**Exercise objective**
Do any lines in the data below contain "akcesoriów"? If so, copy every one of them.

**A block of data**
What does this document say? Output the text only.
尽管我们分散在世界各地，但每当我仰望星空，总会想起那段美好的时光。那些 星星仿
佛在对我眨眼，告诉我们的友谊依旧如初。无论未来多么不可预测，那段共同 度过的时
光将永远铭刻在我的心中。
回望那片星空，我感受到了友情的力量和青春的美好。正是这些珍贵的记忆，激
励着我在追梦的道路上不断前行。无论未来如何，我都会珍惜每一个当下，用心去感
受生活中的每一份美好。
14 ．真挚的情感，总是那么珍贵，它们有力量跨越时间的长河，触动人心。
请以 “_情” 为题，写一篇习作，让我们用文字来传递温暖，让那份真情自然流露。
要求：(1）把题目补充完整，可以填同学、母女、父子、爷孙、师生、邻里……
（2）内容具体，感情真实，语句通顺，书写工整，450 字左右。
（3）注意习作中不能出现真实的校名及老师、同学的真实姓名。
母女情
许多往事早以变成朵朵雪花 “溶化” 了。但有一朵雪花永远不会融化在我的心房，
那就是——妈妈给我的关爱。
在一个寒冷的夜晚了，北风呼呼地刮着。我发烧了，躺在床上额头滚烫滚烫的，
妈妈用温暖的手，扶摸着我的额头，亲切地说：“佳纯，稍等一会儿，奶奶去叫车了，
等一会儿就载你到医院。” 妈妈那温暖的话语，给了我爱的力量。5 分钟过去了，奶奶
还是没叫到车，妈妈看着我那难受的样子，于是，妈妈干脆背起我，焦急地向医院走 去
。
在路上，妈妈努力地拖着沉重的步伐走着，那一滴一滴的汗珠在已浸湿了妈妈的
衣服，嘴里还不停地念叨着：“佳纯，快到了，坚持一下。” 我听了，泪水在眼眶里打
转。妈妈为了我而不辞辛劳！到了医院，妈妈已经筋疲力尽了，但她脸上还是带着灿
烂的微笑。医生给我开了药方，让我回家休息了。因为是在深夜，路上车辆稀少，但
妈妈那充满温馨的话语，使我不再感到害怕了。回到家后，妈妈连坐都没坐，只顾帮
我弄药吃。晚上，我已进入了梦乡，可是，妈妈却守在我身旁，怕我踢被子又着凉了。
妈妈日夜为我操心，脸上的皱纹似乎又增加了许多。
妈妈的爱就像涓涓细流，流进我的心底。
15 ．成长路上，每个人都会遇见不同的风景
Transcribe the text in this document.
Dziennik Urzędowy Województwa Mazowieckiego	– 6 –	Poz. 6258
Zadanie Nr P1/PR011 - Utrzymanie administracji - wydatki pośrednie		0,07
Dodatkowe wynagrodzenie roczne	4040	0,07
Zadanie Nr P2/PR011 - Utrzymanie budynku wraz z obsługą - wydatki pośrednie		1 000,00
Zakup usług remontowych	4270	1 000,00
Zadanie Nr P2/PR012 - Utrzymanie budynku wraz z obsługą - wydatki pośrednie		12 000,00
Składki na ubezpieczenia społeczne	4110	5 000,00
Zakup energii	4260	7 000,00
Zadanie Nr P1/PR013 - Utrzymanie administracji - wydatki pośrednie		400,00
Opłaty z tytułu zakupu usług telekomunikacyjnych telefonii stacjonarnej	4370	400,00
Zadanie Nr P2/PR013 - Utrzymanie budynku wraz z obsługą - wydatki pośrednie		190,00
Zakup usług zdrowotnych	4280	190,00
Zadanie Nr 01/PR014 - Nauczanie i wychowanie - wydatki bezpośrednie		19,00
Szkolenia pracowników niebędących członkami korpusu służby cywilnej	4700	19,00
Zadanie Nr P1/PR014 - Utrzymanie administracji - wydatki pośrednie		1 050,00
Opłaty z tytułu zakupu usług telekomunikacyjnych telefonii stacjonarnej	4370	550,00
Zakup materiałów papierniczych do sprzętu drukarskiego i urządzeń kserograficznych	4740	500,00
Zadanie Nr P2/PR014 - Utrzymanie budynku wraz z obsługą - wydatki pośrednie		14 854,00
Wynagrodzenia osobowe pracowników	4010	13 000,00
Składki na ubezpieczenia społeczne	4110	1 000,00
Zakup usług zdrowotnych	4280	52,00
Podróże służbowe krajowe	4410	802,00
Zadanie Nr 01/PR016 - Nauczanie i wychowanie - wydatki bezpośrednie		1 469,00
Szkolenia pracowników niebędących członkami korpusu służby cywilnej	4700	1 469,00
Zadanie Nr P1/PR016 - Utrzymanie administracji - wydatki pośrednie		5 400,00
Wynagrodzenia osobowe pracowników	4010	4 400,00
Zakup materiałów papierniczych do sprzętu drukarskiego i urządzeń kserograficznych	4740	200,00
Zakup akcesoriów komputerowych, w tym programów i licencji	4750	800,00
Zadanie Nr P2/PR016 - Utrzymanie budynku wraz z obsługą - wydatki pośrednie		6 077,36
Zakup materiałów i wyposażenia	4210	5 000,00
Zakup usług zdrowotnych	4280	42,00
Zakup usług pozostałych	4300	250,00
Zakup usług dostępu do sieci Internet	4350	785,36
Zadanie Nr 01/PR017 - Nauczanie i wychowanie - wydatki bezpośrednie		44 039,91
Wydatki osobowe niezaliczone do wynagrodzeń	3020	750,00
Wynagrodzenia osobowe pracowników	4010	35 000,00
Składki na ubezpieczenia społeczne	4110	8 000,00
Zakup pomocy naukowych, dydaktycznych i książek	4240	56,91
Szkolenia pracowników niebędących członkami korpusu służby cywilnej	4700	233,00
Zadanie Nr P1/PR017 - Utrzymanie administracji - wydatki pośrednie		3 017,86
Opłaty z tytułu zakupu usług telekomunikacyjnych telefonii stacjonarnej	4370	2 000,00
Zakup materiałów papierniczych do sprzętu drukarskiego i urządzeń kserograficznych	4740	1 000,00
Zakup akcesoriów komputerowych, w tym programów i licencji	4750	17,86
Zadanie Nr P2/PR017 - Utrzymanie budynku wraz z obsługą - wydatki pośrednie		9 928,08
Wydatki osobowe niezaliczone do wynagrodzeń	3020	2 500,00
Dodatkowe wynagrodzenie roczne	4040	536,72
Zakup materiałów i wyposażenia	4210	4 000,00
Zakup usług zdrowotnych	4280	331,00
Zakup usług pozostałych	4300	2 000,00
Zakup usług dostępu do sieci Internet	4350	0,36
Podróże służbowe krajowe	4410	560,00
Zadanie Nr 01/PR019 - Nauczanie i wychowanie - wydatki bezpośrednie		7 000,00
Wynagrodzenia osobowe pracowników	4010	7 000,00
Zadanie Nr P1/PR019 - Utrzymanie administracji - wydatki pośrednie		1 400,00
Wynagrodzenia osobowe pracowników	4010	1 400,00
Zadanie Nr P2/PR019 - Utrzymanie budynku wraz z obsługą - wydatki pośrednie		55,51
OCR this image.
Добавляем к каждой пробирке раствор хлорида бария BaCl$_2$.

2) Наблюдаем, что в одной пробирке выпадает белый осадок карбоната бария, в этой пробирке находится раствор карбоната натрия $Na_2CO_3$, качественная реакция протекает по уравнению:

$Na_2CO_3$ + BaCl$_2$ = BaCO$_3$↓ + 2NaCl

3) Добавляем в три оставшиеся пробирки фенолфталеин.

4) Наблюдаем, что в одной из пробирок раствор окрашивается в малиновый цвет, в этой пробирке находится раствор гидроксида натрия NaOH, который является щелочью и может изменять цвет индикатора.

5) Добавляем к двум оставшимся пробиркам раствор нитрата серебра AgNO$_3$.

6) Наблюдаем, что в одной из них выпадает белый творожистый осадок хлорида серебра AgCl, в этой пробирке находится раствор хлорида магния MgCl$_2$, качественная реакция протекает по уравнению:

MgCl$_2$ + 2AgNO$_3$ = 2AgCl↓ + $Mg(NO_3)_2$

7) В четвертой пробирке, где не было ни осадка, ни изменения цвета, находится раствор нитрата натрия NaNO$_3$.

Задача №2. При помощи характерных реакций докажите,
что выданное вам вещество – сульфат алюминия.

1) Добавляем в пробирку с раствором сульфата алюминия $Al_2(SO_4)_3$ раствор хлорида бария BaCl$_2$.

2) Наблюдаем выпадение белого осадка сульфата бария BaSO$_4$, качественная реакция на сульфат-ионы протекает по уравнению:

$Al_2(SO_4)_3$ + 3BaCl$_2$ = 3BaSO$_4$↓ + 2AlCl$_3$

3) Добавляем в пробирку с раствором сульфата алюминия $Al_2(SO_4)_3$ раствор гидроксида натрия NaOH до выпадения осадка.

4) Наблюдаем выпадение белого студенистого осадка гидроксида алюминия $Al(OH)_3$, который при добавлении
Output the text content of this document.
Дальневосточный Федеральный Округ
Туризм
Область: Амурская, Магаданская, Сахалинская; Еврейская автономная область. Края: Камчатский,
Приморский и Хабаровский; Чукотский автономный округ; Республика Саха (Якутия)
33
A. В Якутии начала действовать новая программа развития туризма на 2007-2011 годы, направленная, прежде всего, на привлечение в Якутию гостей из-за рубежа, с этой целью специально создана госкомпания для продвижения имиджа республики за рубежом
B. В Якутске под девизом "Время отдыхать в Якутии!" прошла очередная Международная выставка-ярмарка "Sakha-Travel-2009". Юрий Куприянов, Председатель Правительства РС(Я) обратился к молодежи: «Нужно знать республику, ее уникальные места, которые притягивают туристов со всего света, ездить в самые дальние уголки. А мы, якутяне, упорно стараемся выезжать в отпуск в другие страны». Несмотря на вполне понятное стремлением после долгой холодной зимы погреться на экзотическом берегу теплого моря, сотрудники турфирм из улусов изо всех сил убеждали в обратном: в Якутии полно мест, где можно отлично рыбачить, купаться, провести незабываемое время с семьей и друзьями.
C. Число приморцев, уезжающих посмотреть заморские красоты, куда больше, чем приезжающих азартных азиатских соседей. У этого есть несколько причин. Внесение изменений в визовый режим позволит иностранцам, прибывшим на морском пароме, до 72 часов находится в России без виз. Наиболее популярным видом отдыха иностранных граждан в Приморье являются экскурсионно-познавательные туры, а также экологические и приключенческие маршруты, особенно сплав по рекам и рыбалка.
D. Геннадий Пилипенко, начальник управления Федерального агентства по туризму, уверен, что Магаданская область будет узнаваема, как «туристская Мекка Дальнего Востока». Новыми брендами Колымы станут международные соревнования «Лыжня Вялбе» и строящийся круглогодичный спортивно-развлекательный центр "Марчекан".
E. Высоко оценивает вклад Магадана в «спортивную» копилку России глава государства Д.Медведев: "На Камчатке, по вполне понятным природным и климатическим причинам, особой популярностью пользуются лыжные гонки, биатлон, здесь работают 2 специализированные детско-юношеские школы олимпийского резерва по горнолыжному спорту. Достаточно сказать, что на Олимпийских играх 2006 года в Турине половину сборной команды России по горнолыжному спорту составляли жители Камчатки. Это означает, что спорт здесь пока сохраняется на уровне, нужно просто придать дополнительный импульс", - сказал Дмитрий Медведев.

**Task answer**
Zakup akcesoriów komputerowych, w tym programów i licencji	4750	800,00
Zakup akcesoriów komputerowych, w tym programów i licencji	4750	17,86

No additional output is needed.